Look through the data for the string "charged". Copy every line where it is found.
□ □ □ □ □
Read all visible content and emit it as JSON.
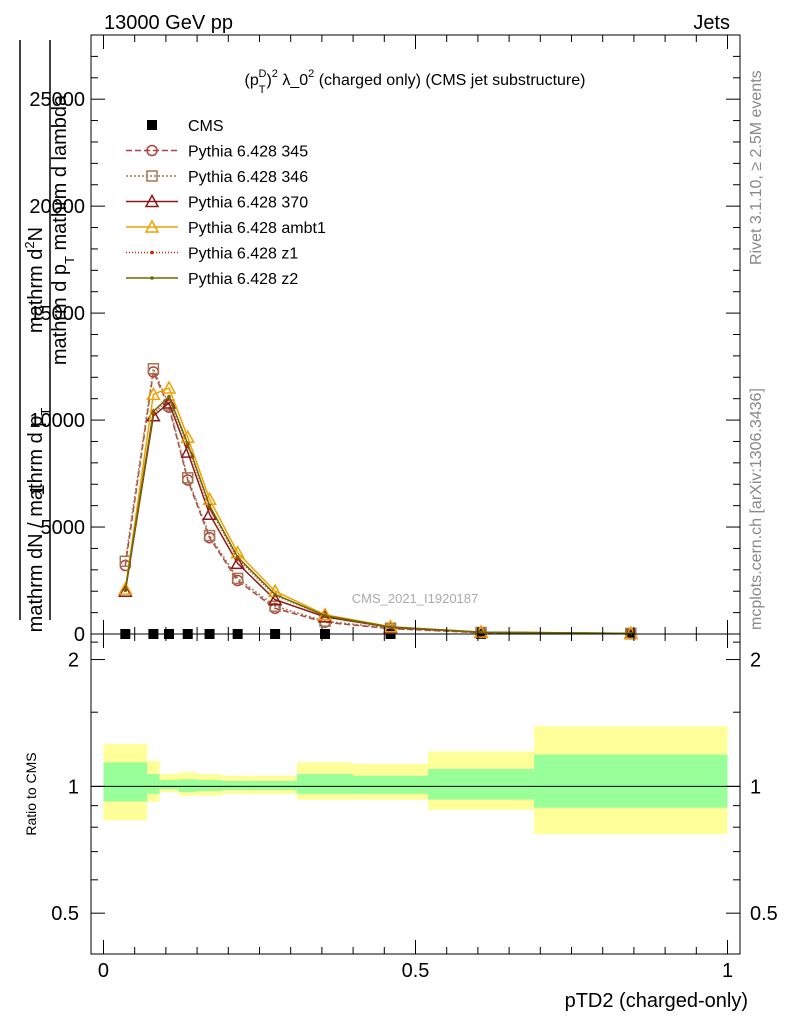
{
  "header": {
    "left": "13000 GeV pp",
    "right": "Jets"
  },
  "side_text": {
    "rivet": "Rivet 3.1.10, ≥ 2.5M events",
    "mcplots": "mcplots.cern.ch [arXiv:1306.3436]"
  },
  "watermark": "CMS_2021_I1920187",
  "chart_data": [
    {
      "type": "line",
      "title": "(p_T^D)^2 λ_0^2 (charged only) (CMS jet substructure)",
      "title_parts": {
        "a": "(p",
        "sup_d": "D",
        "sub_t": "T",
        "b": ")",
        "sup_2": "2",
        "c": " λ_0",
        "sup_2b": "2",
        "d": " (charged only) (CMS jet substructure)"
      },
      "ylabel_lines": [
        "1",
        "mathrm d^2N",
        "mathrm d p_T mathrm d lambda",
        "mathrm d N / mathrm d p_T"
      ],
      "ylabel_display": {
        "num_small": "1",
        "den_small": "mathrm dN / mathrm d p",
        "num_big": "mathrm d",
        "num_big_b": "N",
        "sup2": "2",
        "den_big": "mathrm d p",
        "den_big_sub": "T",
        "den_big_b": " mathrm d lambda",
        "den_small_sub": "T"
      },
      "ylim": [
        0,
        28000
      ],
      "xlim": [
        -0.02,
        1.02
      ],
      "yticks": [
        0,
        5000,
        10000,
        15000,
        20000,
        25000
      ],
      "ytick_labels": [
        "0",
        "5000",
        "10000",
        "15000",
        "20000",
        "25000"
      ],
      "legend_position": "top-left",
      "x": [
        0.035,
        0.08,
        0.105,
        0.135,
        0.17,
        0.215,
        0.275,
        0.355,
        0.46,
        0.605,
        0.845
      ],
      "series": [
        {
          "name": "CMS",
          "color": "#000000",
          "style": "points",
          "values": [
            0,
            0,
            0,
            0,
            0,
            0,
            0,
            0,
            0,
            0,
            0
          ]
        },
        {
          "name": "Pythia 6.428 345",
          "color": "#b04040",
          "dash": "6,3",
          "marker": "circle",
          "values": [
            3200,
            12250,
            10600,
            7200,
            4500,
            2500,
            1200,
            550,
            250,
            60,
            20
          ]
        },
        {
          "name": "Pythia 6.428 346",
          "color": "#a07850",
          "dash": "2,2",
          "marker": "square",
          "values": [
            3400,
            12400,
            10700,
            7300,
            4600,
            2600,
            1300,
            600,
            270,
            70,
            25
          ]
        },
        {
          "name": "Pythia 6.428 370",
          "color": "#8b1a1a",
          "dash": "",
          "marker": "triangle",
          "values": [
            2000,
            10200,
            10800,
            8500,
            5600,
            3300,
            1600,
            800,
            310,
            80,
            25
          ]
        },
        {
          "name": "Pythia 6.428 ambt1",
          "color": "#f0a000",
          "dash": "",
          "marker": "triangle",
          "values": [
            2100,
            11200,
            11500,
            9200,
            6300,
            3800,
            2000,
            900,
            340,
            90,
            30
          ]
        },
        {
          "name": "Pythia 6.428 z1",
          "color": "#cc2200",
          "dash": "1,2",
          "marker": "dot",
          "values": [
            2050,
            10300,
            11000,
            8800,
            5900,
            3500,
            1800,
            850,
            320,
            85,
            28
          ]
        },
        {
          "name": "Pythia 6.428 z2",
          "color": "#6b6b00",
          "dash": "",
          "marker": "dot",
          "values": [
            2050,
            10400,
            11100,
            8900,
            6000,
            3600,
            1850,
            860,
            325,
            86,
            28
          ]
        }
      ]
    },
    {
      "type": "area",
      "ylabel": "Ratio to CMS",
      "ylim": [
        0.4,
        2.3
      ],
      "log_y": true,
      "yticks": [
        0.5,
        1,
        2
      ],
      "ytick_labels": [
        "0.5",
        "1",
        "2"
      ],
      "xlim": [
        -0.02,
        1.02
      ],
      "xticks": [
        0,
        0.5,
        1
      ],
      "xtick_labels": [
        "0",
        "0.5",
        "1"
      ],
      "xlabel": "pTD2 (charged-only)",
      "bands": {
        "edges": [
          0.0,
          0.07,
          0.09,
          0.12,
          0.15,
          0.19,
          0.24,
          0.31,
          0.4,
          0.52,
          0.69,
          1.0
        ],
        "yellow_lo": [
          0.83,
          0.92,
          0.97,
          0.95,
          0.95,
          0.96,
          0.96,
          0.93,
          0.93,
          0.88,
          0.77
        ],
        "yellow_hi": [
          1.26,
          1.15,
          1.07,
          1.08,
          1.07,
          1.06,
          1.06,
          1.14,
          1.13,
          1.21,
          1.39
        ],
        "green_lo": [
          0.92,
          0.96,
          0.985,
          0.97,
          0.975,
          0.98,
          0.98,
          0.96,
          0.96,
          0.93,
          0.89
        ],
        "green_hi": [
          1.14,
          1.07,
          1.035,
          1.04,
          1.035,
          1.03,
          1.03,
          1.07,
          1.06,
          1.1,
          1.19
        ],
        "yellow_color": "#ffff99",
        "green_color": "#99ff99"
      }
    }
  ]
}
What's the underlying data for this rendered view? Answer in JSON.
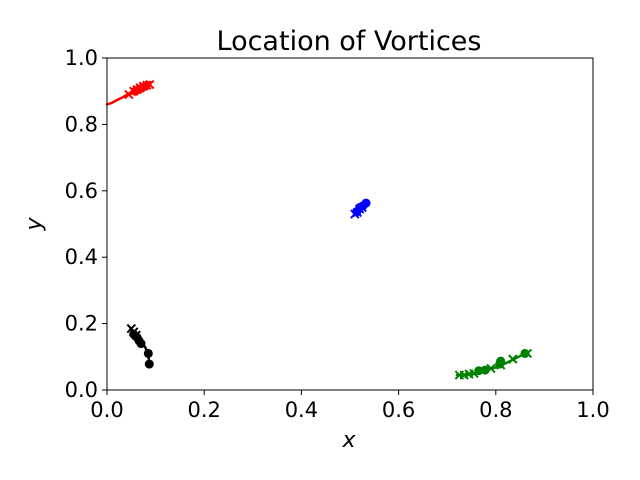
□ □ □ □ □
- Task output -
      "title": "(p_T^D)^2 λ_0^2 (charged only) (CMS jet substructure)",
        "d": " (charged only) (CMS jet substructure)"
      "xlabel": "pTD2 (charged-only)",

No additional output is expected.